## YOUR GOAL
Among the entries below, find how many lines carry the word "Subaru" and state only that figure.
* begin RECORDS SHOWN *
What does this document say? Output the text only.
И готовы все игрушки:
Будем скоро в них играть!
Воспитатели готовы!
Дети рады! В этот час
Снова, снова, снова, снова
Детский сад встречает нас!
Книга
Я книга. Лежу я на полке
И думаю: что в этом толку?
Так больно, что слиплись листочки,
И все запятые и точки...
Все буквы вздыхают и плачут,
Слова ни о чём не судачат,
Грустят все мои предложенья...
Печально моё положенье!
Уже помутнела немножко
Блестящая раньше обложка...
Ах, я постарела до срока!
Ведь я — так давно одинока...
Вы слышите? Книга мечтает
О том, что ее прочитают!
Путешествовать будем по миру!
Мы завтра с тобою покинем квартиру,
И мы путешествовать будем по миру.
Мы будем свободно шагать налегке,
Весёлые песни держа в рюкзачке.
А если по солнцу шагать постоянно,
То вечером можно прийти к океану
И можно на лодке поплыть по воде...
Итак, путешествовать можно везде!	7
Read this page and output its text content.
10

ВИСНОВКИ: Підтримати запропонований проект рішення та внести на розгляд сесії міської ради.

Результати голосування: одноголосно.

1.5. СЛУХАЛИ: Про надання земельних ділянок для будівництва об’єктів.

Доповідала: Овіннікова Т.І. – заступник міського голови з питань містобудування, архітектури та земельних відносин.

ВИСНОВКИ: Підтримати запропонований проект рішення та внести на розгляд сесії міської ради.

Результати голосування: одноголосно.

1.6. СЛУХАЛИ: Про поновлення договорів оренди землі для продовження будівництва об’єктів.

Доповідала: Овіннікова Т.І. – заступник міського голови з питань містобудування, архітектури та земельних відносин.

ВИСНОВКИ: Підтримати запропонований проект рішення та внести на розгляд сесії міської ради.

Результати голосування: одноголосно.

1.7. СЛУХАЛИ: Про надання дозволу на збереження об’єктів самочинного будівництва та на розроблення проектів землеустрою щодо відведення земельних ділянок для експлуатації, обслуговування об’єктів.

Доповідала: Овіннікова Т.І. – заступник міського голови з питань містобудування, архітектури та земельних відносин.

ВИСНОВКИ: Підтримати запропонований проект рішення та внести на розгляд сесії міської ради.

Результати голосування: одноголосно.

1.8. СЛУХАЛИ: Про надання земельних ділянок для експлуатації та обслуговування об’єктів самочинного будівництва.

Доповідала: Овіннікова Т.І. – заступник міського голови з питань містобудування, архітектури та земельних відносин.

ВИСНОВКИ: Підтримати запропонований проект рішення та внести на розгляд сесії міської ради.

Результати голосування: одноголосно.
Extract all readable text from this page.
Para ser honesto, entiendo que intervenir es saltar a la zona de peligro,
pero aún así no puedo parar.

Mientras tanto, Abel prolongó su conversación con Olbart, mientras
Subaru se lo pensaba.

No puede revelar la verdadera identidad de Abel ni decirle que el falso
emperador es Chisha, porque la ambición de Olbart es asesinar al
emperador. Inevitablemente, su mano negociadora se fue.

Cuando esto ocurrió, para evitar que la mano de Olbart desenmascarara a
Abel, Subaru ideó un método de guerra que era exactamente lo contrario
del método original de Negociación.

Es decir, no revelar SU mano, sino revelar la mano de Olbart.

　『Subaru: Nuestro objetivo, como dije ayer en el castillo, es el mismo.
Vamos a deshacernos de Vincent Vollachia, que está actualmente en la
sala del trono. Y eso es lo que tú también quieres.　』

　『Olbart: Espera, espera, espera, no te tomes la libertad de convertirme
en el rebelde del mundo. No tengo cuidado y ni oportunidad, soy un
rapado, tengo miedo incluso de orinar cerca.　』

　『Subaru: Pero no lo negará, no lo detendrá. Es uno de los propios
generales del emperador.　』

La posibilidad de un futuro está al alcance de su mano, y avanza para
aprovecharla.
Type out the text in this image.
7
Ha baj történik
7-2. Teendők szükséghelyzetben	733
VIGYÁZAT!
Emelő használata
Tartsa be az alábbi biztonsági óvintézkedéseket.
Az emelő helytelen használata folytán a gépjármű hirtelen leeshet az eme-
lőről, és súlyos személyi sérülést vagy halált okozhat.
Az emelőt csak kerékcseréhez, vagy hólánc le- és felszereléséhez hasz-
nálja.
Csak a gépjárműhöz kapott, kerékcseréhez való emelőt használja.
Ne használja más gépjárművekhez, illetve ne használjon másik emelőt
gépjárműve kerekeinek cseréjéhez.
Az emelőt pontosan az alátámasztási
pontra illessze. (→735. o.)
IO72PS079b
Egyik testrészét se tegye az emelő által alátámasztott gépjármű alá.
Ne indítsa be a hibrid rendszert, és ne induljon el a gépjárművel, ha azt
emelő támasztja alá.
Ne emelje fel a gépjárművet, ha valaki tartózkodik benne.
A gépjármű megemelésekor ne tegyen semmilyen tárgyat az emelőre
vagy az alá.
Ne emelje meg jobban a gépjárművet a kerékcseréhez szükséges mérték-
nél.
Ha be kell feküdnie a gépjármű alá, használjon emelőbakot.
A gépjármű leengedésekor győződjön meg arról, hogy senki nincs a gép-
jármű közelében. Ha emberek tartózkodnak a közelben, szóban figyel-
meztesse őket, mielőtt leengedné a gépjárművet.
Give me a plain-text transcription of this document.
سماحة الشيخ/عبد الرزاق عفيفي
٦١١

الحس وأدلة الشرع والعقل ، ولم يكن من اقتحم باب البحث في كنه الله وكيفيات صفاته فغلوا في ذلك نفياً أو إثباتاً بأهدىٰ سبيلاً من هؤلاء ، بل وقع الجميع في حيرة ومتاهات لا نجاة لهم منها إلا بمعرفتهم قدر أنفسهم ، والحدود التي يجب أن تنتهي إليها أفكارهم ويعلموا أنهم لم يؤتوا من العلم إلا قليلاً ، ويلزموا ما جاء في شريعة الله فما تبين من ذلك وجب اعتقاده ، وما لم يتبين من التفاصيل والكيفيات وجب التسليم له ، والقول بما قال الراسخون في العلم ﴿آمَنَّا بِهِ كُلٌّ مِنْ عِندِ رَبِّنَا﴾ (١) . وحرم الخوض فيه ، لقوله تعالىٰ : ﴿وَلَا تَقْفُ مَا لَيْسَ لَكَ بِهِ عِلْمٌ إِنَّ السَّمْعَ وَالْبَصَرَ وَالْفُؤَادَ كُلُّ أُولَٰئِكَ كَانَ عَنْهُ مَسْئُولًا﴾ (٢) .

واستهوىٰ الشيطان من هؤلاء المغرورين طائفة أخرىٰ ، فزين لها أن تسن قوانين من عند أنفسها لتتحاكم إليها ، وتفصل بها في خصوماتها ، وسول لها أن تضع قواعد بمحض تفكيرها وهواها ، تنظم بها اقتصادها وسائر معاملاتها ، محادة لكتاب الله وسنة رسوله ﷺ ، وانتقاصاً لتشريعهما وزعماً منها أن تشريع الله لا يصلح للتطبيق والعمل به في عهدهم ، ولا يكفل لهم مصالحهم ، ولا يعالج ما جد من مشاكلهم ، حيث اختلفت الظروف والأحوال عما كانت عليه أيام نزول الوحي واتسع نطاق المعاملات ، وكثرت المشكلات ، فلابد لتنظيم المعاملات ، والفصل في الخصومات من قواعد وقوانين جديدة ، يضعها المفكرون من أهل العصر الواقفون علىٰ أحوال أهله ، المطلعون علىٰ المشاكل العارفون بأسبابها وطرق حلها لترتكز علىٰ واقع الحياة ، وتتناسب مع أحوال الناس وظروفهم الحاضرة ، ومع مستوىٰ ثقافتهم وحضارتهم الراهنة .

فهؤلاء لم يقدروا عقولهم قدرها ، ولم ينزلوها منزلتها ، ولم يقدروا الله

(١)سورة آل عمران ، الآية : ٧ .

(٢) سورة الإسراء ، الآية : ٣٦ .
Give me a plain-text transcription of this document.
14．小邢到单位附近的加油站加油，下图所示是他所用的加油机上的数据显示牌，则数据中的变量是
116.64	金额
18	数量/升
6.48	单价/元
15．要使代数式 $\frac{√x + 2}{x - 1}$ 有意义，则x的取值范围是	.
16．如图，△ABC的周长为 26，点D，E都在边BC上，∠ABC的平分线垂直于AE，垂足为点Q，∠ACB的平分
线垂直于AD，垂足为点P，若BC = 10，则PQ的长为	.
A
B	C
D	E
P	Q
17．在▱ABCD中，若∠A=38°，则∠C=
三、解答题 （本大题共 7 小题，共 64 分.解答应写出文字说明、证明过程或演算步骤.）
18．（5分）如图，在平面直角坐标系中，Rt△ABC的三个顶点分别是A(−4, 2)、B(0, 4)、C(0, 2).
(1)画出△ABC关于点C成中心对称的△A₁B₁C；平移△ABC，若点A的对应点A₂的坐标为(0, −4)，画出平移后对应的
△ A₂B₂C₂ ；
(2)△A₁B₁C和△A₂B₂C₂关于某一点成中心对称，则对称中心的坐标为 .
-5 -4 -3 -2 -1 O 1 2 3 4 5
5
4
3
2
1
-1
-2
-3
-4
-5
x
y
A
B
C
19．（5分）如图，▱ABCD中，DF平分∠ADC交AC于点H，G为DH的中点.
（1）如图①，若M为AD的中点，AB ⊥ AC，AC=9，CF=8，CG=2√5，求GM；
* end RECORDS SHOWN *
## EXERCISE RESPONSE
4